SHORT TASK » Output all of the records exactly as written.

DATASET ROWS »
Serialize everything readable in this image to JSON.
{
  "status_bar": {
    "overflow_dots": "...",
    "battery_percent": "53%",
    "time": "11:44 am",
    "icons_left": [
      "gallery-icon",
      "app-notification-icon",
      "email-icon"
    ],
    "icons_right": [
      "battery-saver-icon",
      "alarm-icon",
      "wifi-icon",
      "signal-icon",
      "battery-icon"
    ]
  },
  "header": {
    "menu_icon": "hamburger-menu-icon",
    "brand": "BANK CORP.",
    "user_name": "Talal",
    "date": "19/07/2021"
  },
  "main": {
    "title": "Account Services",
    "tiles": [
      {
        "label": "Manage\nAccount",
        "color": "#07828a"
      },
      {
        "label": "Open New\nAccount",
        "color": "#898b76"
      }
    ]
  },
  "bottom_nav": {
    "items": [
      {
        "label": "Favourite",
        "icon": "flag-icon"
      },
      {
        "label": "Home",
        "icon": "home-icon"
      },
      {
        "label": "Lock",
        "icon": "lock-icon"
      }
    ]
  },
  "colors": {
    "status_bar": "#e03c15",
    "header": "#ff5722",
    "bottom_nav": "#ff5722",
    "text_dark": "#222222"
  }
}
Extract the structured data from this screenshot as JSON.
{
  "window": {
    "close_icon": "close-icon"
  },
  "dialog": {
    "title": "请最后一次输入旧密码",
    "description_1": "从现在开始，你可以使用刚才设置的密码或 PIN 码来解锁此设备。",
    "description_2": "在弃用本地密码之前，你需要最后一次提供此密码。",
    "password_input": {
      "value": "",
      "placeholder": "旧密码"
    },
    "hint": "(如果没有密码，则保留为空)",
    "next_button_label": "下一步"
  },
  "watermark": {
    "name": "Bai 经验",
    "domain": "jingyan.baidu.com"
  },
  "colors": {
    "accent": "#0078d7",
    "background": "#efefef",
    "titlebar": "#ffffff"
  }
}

TASK ANSWER »
Serialize everything readable in this image to JSON.
{
  "status_bar": {
    "overflow_dots": "...",
    "battery_percent": "53%",
    "time": "11:44 am",
    "icons_left": [
      "gallery-icon",
      "app-notification-icon",
      "email-icon"
    ],
    "icons_right": [
      "battery-saver-icon",
      "alarm-icon",
      "wifi-icon",
      "signal-icon",
      "battery-icon"
    ]
  },
  "header": {
    "menu_icon": "hamburger-menu-icon",
    "brand": "BANK CORP.",
    "user_name": "Talal",
    "date": "19/07/2021"
  },
  "main": {
    "title": "Account Services",
    "tiles": [
      {
        "label": "Manage\nAccount",
        "color": "#07828a"
      },
      {
        "label": "Open New\nAccount",
        "color": "#898b76"
      }
    ]
  },
  "bottom_nav": {
    "items": [
      {
        "label": "Favourite",
        "icon": "flag-icon"
      },
      {
        "label": "Home",
        "icon": "home-icon"
      },
      {
        "label": "Lock",
        "icon": "lock-icon"
      }
    ]
  },
  "colors": {
    "status_bar": "#e03c15",
    "header": "#ff5722",
    "bottom_nav": "#ff5722",
    "text_dark": "#222222"
  }
}
Extract the structured data from this screenshot as JSON.
{
  "window": {
    "close_icon": "close-icon"
  },
  "dialog": {
    "title": "请最后一次输入旧密码",
    "description_1": "从现在开始，你可以使用刚才设置的密码或 PIN 码来解锁此设备。",
    "description_2": "在弃用本地密码之前，你需要最后一次提供此密码。",
    "password_input": {
      "value": "",
      "placeholder": "旧密码"
    },
    "hint": "(如果没有密码，则保留为空)",
    "next_button_label": "下一步"
  },
  "watermark": {
    "name": "Bai 经验",
    "domain": "jingyan.baidu.com"
  },
  "colors": {
    "accent": "#0078d7",
    "background": "#efefef",
    "titlebar": "#ffffff"
  }
}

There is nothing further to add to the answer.